Reading text:
● ● ● ●

I’m a sucker for details.
If you’re telling a story around me and I know that something didn’t happen exactly the way you’re telling it, it’s hard for me not to correct you. I will make sure everyone knows that it wasn’t ten monkeys that jumped on your back, but it was only two… (which, in my mind, doesn’t make the story any less cool…but factual).
Because I think the facts matter.
Semantics matter.
And sometimes I have a double standard about this (like, why can’t people know what I’m trying to say without me having to always say exactly what I mean…?)
Recently I’ve been in an ongoing conversation with a friend about hope. Granted, texting and facebook messages aren’t the best way to get your point across or expound upon what you’re trying to say in the most accurate fashion… but I’ve been trying to distinguish between hoping for and hoping in. I think the two are different. Very different.
I hope for a lot of things.
I hope for world peace, for the end of hunger, for no more pain and suffering. I hope for people to be honest, to live with integrity, to love each other well. I hope for good health, for success, for my pants to not get any smaller. I hope for someone to buy my bed before I move, I hope for Felicity to somehow choose Noel in the end, I hope for the last time I eat Nick’s Roast Beef to be just as good as the first time I ate it.
I hope for a lot of things.
And I’m disappointed a lot.
My disappointment often turns to cynicism… no, not because I can’t change the outcome of a television show, but because life isn’t perfect. People aren’t perfect. There is still pain and suffering, and there are still tears left to cry. Life is filled with the unthinkable, the unimaginable… and oftentimes, despair begins to patch up the places where the hope has been crushed.

● ● ● ●

Dataset:

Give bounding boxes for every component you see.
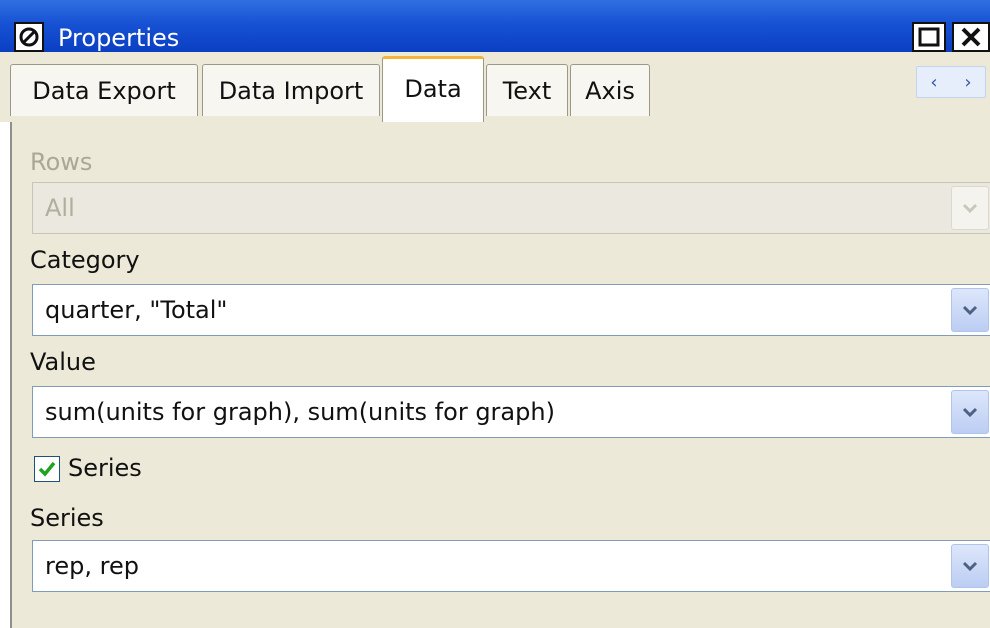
series-label: Series [30,504,104,532]
tab-label: Text [502,76,552,105]
close-icon [961,27,981,47]
tab-label: Data [404,75,462,103]
close-button[interactable] [952,22,990,52]
rows-select: All [32,182,990,234]
rows-dropdown-button [951,186,989,230]
category-select-value: quarter, "Total" [45,296,228,324]
tab-strip: Data Export Data Import Data Text Axis ‹… [0,52,990,122]
value-label: Value [30,348,96,376]
tab-label: Data Import [218,76,364,105]
series-checkbox-label[interactable]: Series [68,454,142,482]
chevron-down-icon [962,305,978,316]
category-select[interactable]: quarter, "Total" [32,284,990,336]
category-label: Category [30,246,140,274]
maximize-button[interactable] [912,22,946,52]
chevron-down-icon [962,407,978,418]
rows-select-value: All [45,194,75,222]
value-select[interactable]: sum(units for graph), sum(units for grap… [32,386,990,438]
checkmark-icon [38,461,56,477]
chevron-right-icon[interactable]: › [964,72,971,93]
window-title: Properties [58,24,180,52]
properties-icon [14,22,44,52]
title-bar: Properties [0,0,990,52]
category-dropdown-button[interactable] [951,288,989,332]
tab-text[interactable]: Text [486,64,568,116]
tab-axis[interactable]: Axis [570,64,650,116]
series-select[interactable]: rep, rep [32,540,990,592]
tab-label: Axis [585,76,635,105]
tab-scroll-buttons[interactable]: ‹ › [916,66,986,98]
series-select-value: rep, rep [45,552,139,580]
tab-label: Data Export [32,76,176,105]
tab-data[interactable]: Data [382,56,484,122]
chevron-down-icon [962,561,978,572]
value-dropdown-button[interactable] [951,390,989,434]
value-select-value: sum(units for graph), sum(units for grap… [45,398,555,426]
rows-label: Rows [30,148,93,176]
chevron-down-icon [962,203,978,214]
series-dropdown-button[interactable] [951,544,989,588]
data-properties-panel: Rows All Category quarter, "Total" Value… [10,122,990,628]
chevron-left-icon[interactable]: ‹ [930,72,937,93]
maximize-icon [918,27,940,47]
series-checkbox[interactable] [34,456,60,482]
tab-data-import[interactable]: Data Import [202,64,380,116]
tab-data-export[interactable]: Data Export [10,64,198,116]
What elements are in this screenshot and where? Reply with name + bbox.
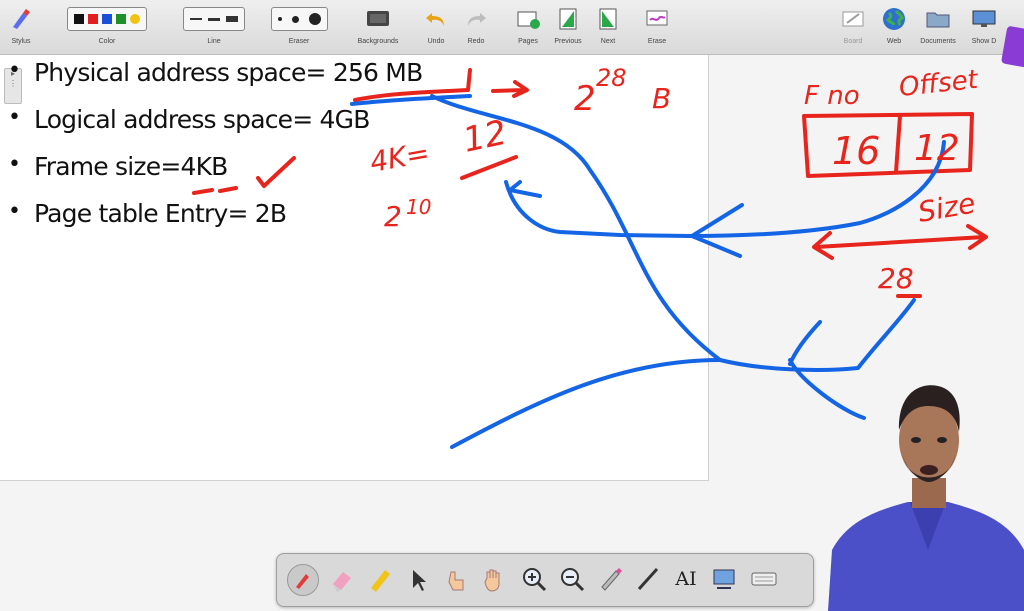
ink-range-arrow xyxy=(812,224,988,260)
line-tool-button[interactable] xyxy=(633,564,663,594)
ink-frac-exp: 10 xyxy=(406,195,431,219)
screen-capture-icon xyxy=(713,569,735,589)
pointing-hand-icon xyxy=(448,571,464,591)
capture-tool-button[interactable] xyxy=(709,564,739,594)
highlighter-icon xyxy=(371,570,390,592)
text-tool-label: AI xyxy=(675,568,697,590)
pan-hand-tool-button[interactable] xyxy=(479,564,509,594)
ink-blue-lower xyxy=(450,320,866,449)
ink-size-value: 12 xyxy=(460,113,511,161)
ink-offset-bits: 12 xyxy=(914,128,960,169)
ink-size-word: Size xyxy=(915,186,977,228)
ink-offset: Offset xyxy=(898,65,980,103)
ink-frame-no: F no xyxy=(804,81,860,111)
magic-pen-icon xyxy=(601,568,622,591)
pen-tools-bar: AI xyxy=(276,553,814,607)
magic-pen-tool-button[interactable] xyxy=(595,564,625,594)
keyboard-tool-button[interactable] xyxy=(749,564,779,594)
zoom-out-tool-button[interactable] xyxy=(557,564,587,594)
ink-blue-arrow-12 xyxy=(508,180,542,198)
ink-check-4kb xyxy=(256,156,296,188)
eraser-icon xyxy=(333,572,351,592)
zoom-in-tool-button[interactable] xyxy=(519,564,549,594)
ink-frame-bits: 16 xyxy=(832,129,880,173)
pointer-hand-tool-button[interactable] xyxy=(441,564,471,594)
highlighter-tool-button[interactable] xyxy=(365,564,395,594)
ink-frac-top: 2 xyxy=(384,200,402,233)
zoom-out-icon xyxy=(561,568,585,592)
arrow-cursor-icon xyxy=(413,570,426,591)
text-tool-button[interactable]: AI xyxy=(671,564,701,594)
zoom-in-icon xyxy=(523,568,547,592)
ink-size-label: 4K= xyxy=(367,136,431,179)
ink-power-exp: 28 xyxy=(596,64,627,92)
select-tool-button[interactable] xyxy=(403,564,433,594)
pen-icon xyxy=(287,564,319,596)
ink-unit: B xyxy=(652,82,671,115)
ink-dashes-4kb xyxy=(192,186,238,195)
open-hand-icon xyxy=(484,569,500,592)
ink-arrow-red xyxy=(491,80,529,98)
line-icon xyxy=(637,567,659,591)
ink-annotations: 2 28 B 4K= 12 2 10 F no Offset 16 12 Siz… xyxy=(192,64,988,449)
ink-range-label: 28 xyxy=(878,262,914,295)
pen-tool-button[interactable] xyxy=(287,564,319,596)
keyboard-icon xyxy=(751,572,777,586)
eraser-tool-button[interactable] xyxy=(327,564,357,594)
ink-power-base: 2 xyxy=(574,79,596,119)
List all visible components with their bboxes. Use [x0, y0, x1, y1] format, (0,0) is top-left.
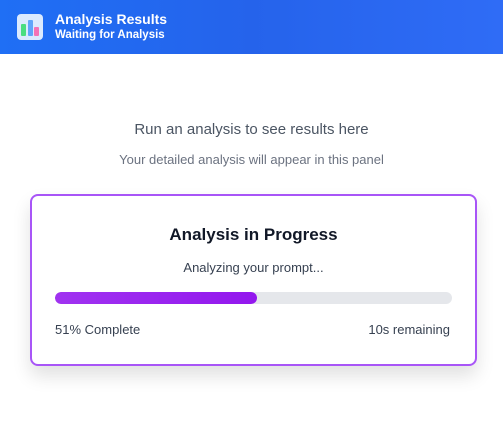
empty-state-message: Run an analysis to see results here: [134, 121, 369, 138]
app-title: Analysis Results: [55, 11, 168, 28]
empty-state-detail: Your detailed analysis will appear in th…: [119, 152, 384, 167]
progress-card: Analysis in Progress Analyzing your prom…: [30, 194, 477, 366]
progress-percent: 51% Complete: [55, 322, 141, 337]
bar-chart-icon: [17, 14, 43, 40]
app-subtitle: Waiting for Analysis: [55, 29, 165, 42]
progress-track: [55, 292, 452, 304]
header-titles: Analysis Results Waiting for Analysis: [55, 12, 167, 42]
progress-fill: [55, 292, 258, 304]
time-remaining: 10s remaining: [368, 322, 450, 337]
progress-title: Analysis in Progress: [169, 225, 338, 244]
progress-status: Analyzing your prompt...: [183, 260, 324, 275]
app-header: Analysis Results Waiting for Analysis: [0, 0, 503, 54]
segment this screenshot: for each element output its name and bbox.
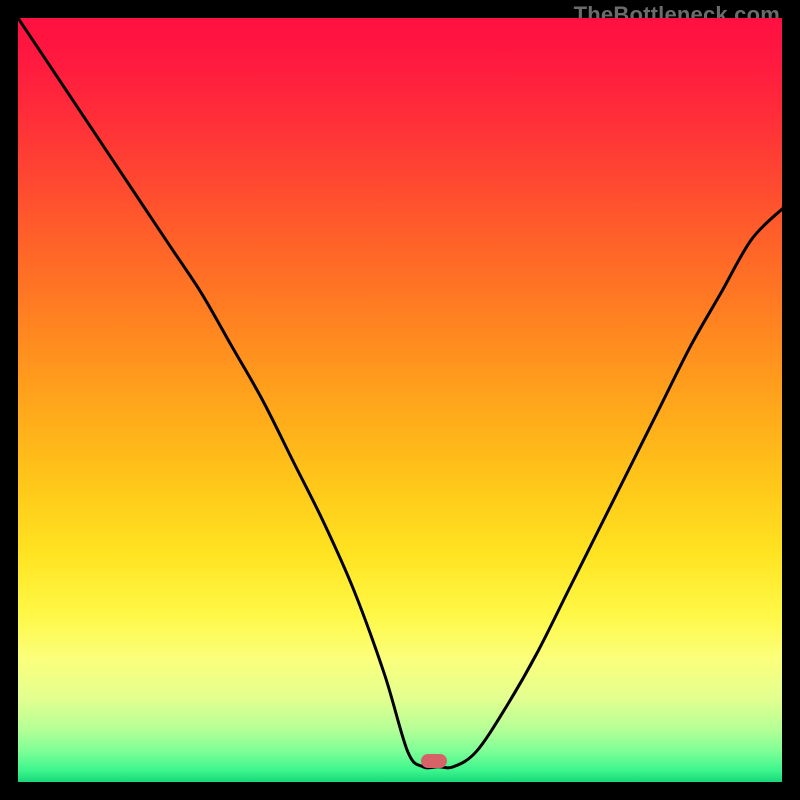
bottleneck-curve <box>18 18 782 782</box>
optimum-marker <box>421 754 447 768</box>
chart-frame: TheBottleneck.com <box>0 0 800 800</box>
plot-area <box>18 18 782 782</box>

● ● ● ●

Problem requirements: Please extend the piece about hope above, starting after its last sentence.

Final answer:
But somehow I still hope for things. I haven’t lost that. Even on the lowest, darkest days… I still hope for better.
And I think it’s only possible because of what I hope in.
I hope for a lot of things.
But I hope in One.
Because, at the end of the day, there’s still Jesus. There’s still joy to be found in Him. There’s still ultimate hope that this world is never how it was intended to be. That even when I’m shattered because of how the things I hope for don’t always work out the way I want or the way I think that they should… there’s a greater Someone that I hope in, and because of that, hope can always be restored.
Because Jesus means second chances. Jesus means redemption. Jesus means love. Jesus means that even when nothing makes sense, that there’s still order to the chaos. Jesus means life when I deserve death. Jesus means the lame can walk, the blind can see, the poor are no longer hungry, the broken are made whole. Jesus means that hope is restored.
But it’s not easy.
It’s not always this easy solution to the hard times, to the crushing blows on my ideals, to the disappointment when people (including myself) fail again and again and again. But it’s still there. The reminder that what I hope in…who I hope in…doesn’t change, even if what I hope for doesn’t always manifest itself in the way I deem most fitting.
Let’s not get so lost in the cynicism that develops when what we hope for doesn’t always work that we lose sight of who we hope in.
There’s a difference.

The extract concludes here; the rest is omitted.